--- Begin PROVIDED INFORMATION ---
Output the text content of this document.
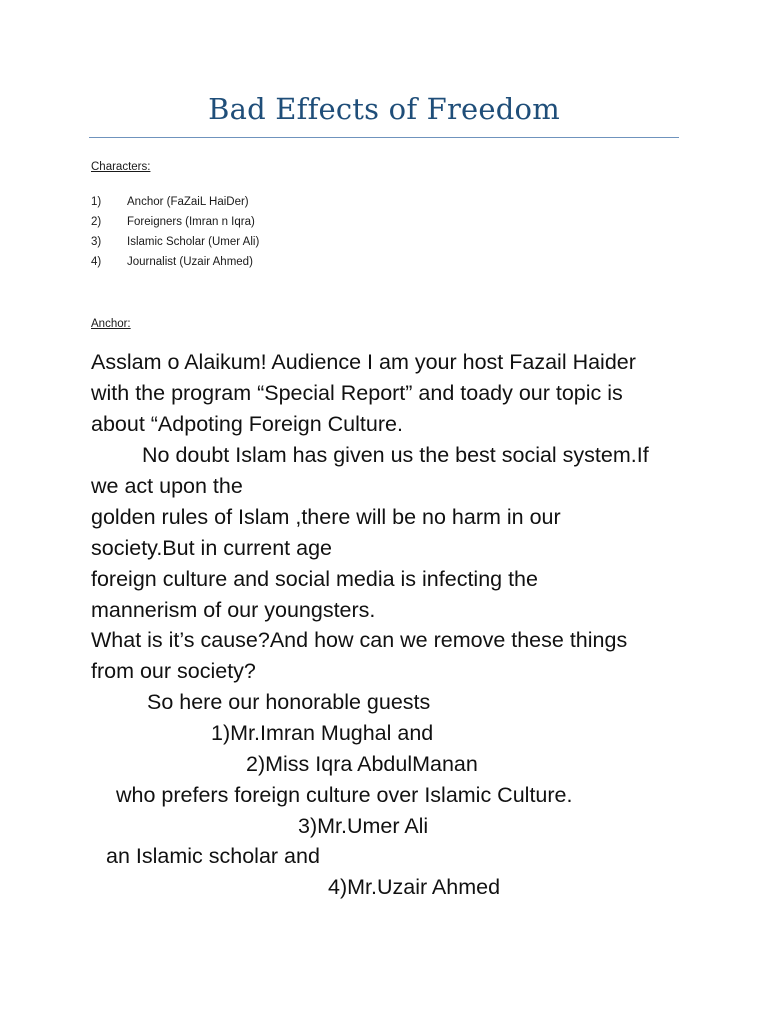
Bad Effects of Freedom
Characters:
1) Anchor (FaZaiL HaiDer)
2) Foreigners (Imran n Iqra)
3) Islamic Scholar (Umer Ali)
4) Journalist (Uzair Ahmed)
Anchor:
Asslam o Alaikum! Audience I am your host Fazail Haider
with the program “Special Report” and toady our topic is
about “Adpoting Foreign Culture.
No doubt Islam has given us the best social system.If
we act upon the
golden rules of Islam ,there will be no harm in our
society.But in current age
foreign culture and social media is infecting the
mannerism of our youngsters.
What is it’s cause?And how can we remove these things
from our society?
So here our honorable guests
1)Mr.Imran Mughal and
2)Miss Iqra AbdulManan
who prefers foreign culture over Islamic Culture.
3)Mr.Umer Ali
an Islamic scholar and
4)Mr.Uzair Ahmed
--- End PROVIDED INFORMATION ---
WHAT TO PRODUCE: Make an exact copy of the whole listing, but don't bring over any pictures.

FINAL ANSWER:
Output the text content of this document.
Bad Effects of Freedom
Characters:
1) Anchor (FaZaiL HaiDer)
2) Foreigners (Imran n Iqra)
3) Islamic Scholar (Umer Ali)
4) Journalist (Uzair Ahmed)
Anchor:
Asslam o Alaikum! Audience I am your host Fazail Haider
with the program “Special Report” and toady our topic is
about “Adpoting Foreign Culture.
No doubt Islam has given us the best social system.If
we act upon the
golden rules of Islam ,there will be no harm in our
society.But in current age
foreign culture and social media is infecting the
mannerism of our youngsters.
What is it’s cause?And how can we remove these things
from our society?
So here our honorable guests
1)Mr.Imran Mughal and
2)Miss Iqra AbdulManan
who prefers foreign culture over Islamic Culture.
3)Mr.Umer Ali
an Islamic scholar and
4)Mr.Uzair Ahmed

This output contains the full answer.